*Work to be completed:*
Return the complete listing that follows, with each line reproduced exactly.

*Given data:*
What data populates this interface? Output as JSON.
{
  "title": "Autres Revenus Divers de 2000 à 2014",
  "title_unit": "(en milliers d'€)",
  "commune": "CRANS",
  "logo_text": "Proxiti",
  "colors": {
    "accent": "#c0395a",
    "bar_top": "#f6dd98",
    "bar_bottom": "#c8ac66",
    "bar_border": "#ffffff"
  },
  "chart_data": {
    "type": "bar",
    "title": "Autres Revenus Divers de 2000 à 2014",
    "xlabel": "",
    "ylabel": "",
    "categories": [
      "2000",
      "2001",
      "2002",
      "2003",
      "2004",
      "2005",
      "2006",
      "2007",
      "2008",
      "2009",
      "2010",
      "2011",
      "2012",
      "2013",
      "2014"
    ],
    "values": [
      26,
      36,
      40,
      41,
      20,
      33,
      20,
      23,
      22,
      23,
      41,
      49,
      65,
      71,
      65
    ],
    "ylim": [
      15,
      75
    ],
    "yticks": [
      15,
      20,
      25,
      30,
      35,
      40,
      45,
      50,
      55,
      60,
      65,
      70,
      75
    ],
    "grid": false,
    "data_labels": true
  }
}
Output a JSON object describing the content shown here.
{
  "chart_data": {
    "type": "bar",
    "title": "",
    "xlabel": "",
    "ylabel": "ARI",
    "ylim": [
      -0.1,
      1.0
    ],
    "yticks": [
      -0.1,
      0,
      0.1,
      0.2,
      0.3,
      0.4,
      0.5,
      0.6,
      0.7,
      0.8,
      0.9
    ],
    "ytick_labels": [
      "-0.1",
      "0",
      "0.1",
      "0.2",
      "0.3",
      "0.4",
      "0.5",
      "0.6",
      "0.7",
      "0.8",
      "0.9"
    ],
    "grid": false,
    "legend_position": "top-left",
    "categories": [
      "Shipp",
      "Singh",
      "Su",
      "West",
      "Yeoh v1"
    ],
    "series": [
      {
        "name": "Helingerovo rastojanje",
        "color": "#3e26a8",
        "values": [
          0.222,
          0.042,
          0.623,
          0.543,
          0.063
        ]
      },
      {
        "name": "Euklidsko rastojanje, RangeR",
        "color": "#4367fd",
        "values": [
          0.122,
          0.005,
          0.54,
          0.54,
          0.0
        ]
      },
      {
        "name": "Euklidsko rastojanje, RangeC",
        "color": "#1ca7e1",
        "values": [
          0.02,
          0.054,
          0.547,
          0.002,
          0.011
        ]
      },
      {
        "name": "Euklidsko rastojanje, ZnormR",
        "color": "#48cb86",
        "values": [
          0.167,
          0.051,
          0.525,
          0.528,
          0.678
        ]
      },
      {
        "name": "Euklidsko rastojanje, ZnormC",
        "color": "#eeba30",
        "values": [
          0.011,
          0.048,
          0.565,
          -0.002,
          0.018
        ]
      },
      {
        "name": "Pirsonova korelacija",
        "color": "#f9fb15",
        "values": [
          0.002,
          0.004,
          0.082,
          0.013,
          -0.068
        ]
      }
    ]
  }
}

*Answer to the exercise:*
What data populates this interface? Output as JSON.
{
  "title": "Autres Revenus Divers de 2000 à 2014",
  "title_unit": "(en milliers d'€)",
  "commune": "CRANS",
  "logo_text": "Proxiti",
  "colors": {
    "accent": "#c0395a",
    "bar_top": "#f6dd98",
    "bar_bottom": "#c8ac66",
    "bar_border": "#ffffff"
  },
  "chart_data": {
    "type": "bar",
    "title": "Autres Revenus Divers de 2000 à 2014",
    "xlabel": "",
    "ylabel": "",
    "categories": [
      "2000",
      "2001",
      "2002",
      "2003",
      "2004",
      "2005",
      "2006",
      "2007",
      "2008",
      "2009",
      "2010",
      "2011",
      "2012",
      "2013",
      "2014"
    ],
    "values": [
      26,
      36,
      40,
      41,
      20,
      33,
      20,
      23,
      22,
      23,
      41,
      49,
      65,
      71,
      65
    ],
    "ylim": [
      15,
      75
    ],
    "yticks": [
      15,
      20,
      25,
      30,
      35,
      40,
      45,
      50,
      55,
      60,
      65,
      70,
      75
    ],
    "grid": false,
    "data_labels": true
  }
}
Output a JSON object describing the content shown here.
{
  "chart_data": {
    "type": "bar",
    "title": "",
    "xlabel": "",
    "ylabel": "ARI",
    "ylim": [
      -0.1,
      1.0
    ],
    "yticks": [
      -0.1,
      0,
      0.1,
      0.2,
      0.3,
      0.4,
      0.5,
      0.6,
      0.7,
      0.8,
      0.9
    ],
    "ytick_labels": [
      "-0.1",
      "0",
      "0.1",
      "0.2",
      "0.3",
      "0.4",
      "0.5",
      "0.6",
      "0.7",
      "0.8",
      "0.9"
    ],
    "grid": false,
    "legend_position": "top-left",
    "categories": [
      "Shipp",
      "Singh",
      "Su",
      "West",
      "Yeoh v1"
    ],
    "series": [
      {
        "name": "Helingerovo rastojanje",
        "color": "#3e26a8",
        "values": [
          0.222,
          0.042,
          0.623,
          0.543,
          0.063
        ]
      },
      {
        "name": "Euklidsko rastojanje, RangeR",
        "color": "#4367fd",
        "values": [
          0.122,
          0.005,
          0.54,
          0.54,
          0.0
        ]
      },
      {
        "name": "Euklidsko rastojanje, RangeC",
        "color": "#1ca7e1",
        "values": [
          0.02,
          0.054,
          0.547,
          0.002,
          0.011
        ]
      },
      {
        "name": "Euklidsko rastojanje, ZnormR",
        "color": "#48cb86",
        "values": [
          0.167,
          0.051,
          0.525,
          0.528,
          0.678
        ]
      },
      {
        "name": "Euklidsko rastojanje, ZnormC",
        "color": "#eeba30",
        "values": [
          0.011,
          0.048,
          0.565,
          -0.002,
          0.018
        ]
      },
      {
        "name": "Pirsonova korelacija",
        "color": "#f9fb15",
        "values": [
          0.002,
          0.004,
          0.082,
          0.013,
          -0.068
        ]
      }
    ]
  }
}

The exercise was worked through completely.